Each entry that follows should be retyped in full and exactly.

[Data for the task Boundary: Start]

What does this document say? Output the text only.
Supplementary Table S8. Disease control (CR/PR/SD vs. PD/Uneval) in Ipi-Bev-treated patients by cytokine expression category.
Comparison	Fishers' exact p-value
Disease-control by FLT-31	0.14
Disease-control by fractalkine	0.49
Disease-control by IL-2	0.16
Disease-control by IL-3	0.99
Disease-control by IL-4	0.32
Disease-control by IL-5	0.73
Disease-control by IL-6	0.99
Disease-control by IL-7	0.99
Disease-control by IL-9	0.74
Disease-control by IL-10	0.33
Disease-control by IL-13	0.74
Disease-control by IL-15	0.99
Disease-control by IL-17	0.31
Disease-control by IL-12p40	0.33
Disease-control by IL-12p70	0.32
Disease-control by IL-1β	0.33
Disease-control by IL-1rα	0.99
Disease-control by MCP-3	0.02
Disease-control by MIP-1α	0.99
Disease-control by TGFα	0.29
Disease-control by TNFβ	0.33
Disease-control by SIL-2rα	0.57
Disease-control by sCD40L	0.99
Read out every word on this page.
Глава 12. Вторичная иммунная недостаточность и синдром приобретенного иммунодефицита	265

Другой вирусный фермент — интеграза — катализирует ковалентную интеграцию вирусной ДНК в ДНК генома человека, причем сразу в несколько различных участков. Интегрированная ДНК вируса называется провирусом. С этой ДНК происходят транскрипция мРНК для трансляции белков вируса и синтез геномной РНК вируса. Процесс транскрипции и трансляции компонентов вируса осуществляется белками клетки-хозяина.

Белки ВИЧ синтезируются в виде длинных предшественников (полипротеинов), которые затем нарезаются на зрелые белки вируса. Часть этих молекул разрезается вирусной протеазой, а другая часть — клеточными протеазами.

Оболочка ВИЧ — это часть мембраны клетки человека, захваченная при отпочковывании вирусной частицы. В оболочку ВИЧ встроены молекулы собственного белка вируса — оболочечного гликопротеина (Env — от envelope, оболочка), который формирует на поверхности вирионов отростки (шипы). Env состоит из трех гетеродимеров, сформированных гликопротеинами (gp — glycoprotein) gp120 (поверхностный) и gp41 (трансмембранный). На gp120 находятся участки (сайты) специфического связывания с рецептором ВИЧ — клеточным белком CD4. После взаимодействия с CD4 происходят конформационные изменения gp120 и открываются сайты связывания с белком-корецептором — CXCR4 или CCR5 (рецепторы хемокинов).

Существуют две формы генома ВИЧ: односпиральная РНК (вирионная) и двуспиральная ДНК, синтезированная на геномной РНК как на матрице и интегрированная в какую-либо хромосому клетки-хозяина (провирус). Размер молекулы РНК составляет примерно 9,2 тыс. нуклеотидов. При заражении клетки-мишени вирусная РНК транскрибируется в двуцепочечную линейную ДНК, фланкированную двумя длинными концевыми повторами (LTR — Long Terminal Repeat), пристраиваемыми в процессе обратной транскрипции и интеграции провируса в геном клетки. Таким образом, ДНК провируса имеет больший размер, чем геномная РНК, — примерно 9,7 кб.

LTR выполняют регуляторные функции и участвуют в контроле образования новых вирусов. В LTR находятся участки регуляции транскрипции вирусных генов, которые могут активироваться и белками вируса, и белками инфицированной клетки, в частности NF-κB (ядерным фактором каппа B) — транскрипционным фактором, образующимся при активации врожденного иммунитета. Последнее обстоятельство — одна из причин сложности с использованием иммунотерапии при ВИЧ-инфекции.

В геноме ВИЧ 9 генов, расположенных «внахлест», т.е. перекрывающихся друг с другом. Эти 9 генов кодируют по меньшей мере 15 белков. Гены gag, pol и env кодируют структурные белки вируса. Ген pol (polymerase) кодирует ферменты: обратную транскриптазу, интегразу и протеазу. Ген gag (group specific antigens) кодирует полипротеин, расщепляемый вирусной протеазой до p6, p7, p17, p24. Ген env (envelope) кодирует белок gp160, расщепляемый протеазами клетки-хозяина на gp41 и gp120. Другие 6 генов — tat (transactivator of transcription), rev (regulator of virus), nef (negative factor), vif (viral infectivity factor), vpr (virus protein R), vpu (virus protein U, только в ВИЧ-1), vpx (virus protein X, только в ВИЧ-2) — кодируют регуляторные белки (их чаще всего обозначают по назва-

[Data for the task Boundary: End]

◆ Solved exercise:
What does this document say? Output the text only.
Supplementary Table S8. Disease control (CR/PR/SD vs. PD/Uneval) in Ipi-Bev-treated patients by cytokine expression category.
Comparison	Fishers' exact p-value
Disease-control by FLT-31	0.14
Disease-control by fractalkine	0.49
Disease-control by IL-2	0.16
Disease-control by IL-3	0.99
Disease-control by IL-4	0.32
Disease-control by IL-5	0.73
Disease-control by IL-6	0.99
Disease-control by IL-7	0.99
Disease-control by IL-9	0.74
Disease-control by IL-10	0.33
Disease-control by IL-13	0.74
Disease-control by IL-15	0.99
Disease-control by IL-17	0.31
Disease-control by IL-12p40	0.33
Disease-control by IL-12p70	0.32
Disease-control by IL-1β	0.33
Disease-control by IL-1rα	0.99
Disease-control by MCP-3	0.02
Disease-control by MIP-1α	0.99
Disease-control by TGFα	0.29
Disease-control by TNFβ	0.33
Disease-control by SIL-2rα	0.57
Disease-control by sCD40L	0.99
Read out every word on this page.
Глава 12. Вторичная иммунная недостаточность и синдром приобретенного иммунодефицита	265

Другой вирусный фермент — интеграза — катализирует ковалентную интеграцию вирусной ДНК в ДНК генома человека, причем сразу в несколько различных участков. Интегрированная ДНК вируса называется провирусом. С этой ДНК происходят транскрипция мРНК для трансляции белков вируса и синтез геномной РНК вируса. Процесс транскрипции и трансляции компонентов вируса осуществляется белками клетки-хозяина.

Белки ВИЧ синтезируются в виде длинных предшественников (полипротеинов), которые затем нарезаются на зрелые белки вируса. Часть этих молекул разрезается вирусной протеазой, а другая часть — клеточными протеазами.

Оболочка ВИЧ — это часть мембраны клетки человека, захваченная при отпочковывании вирусной частицы. В оболочку ВИЧ встроены молекулы собственного белка вируса — оболочечного гликопротеина (Env — от envelope, оболочка), который формирует на поверхности вирионов отростки (шипы). Env состоит из трех гетеродимеров, сформированных гликопротеинами (gp — glycoprotein) gp120 (поверхностный) и gp41 (трансмембранный). На gp120 находятся участки (сайты) специфического связывания с рецептором ВИЧ — клеточным белком CD4. После взаимодействия с CD4 происходят конформационные изменения gp120 и открываются сайты связывания с белком-корецептором — CXCR4 или CCR5 (рецепторы хемокинов).

Существуют две формы генома ВИЧ: односпиральная РНК (вирионная) и двуспиральная ДНК, синтезированная на геномной РНК как на матрице и интегрированная в какую-либо хромосому клетки-хозяина (провирус). Размер молекулы РНК составляет примерно 9,2 тыс. нуклеотидов. При заражении клетки-мишени вирусная РНК транскрибируется в двуцепочечную линейную ДНК, фланкированную двумя длинными концевыми повторами (LTR — Long Terminal Repeat), пристраиваемыми в процессе обратной транскрипции и интеграции провируса в геном клетки. Таким образом, ДНК провируса имеет больший размер, чем геномная РНК, — примерно 9,7 кб.

LTR выполняют регуляторные функции и участвуют в контроле образования новых вирусов. В LTR находятся участки регуляции транскрипции вирусных генов, которые могут активироваться и белками вируса, и белками инфицированной клетки, в частности NF-κB (ядерным фактором каппа B) — транскрипционным фактором, образующимся при активации врожденного иммунитета. Последнее обстоятельство — одна из причин сложности с использованием иммунотерапии при ВИЧ-инфекции.

В геноме ВИЧ 9 генов, расположенных «внахлест», т.е. перекрывающихся друг с другом. Эти 9 генов кодируют по меньшей мере 15 белков. Гены gag, pol и env кодируют структурные белки вируса. Ген pol (polymerase) кодирует ферменты: обратную транскриптазу, интегразу и протеазу. Ген gag (group specific antigens) кодирует полипротеин, расщепляемый вирусной протеазой до p6, p7, p17, p24. Ген env (envelope) кодирует белок gp160, расщепляемый протеазами клетки-хозяина на gp41 и gp120. Другие 6 генов — tat (transactivator of transcription), rev (regulator of virus), nef (negative factor), vif (viral infectivity factor), vpr (virus protein R), vpu (virus protein U, только в ВИЧ-1), vpx (virus protein X, только в ВИЧ-2) — кодируют регуляторные белки (их чаще всего обозначают по назва-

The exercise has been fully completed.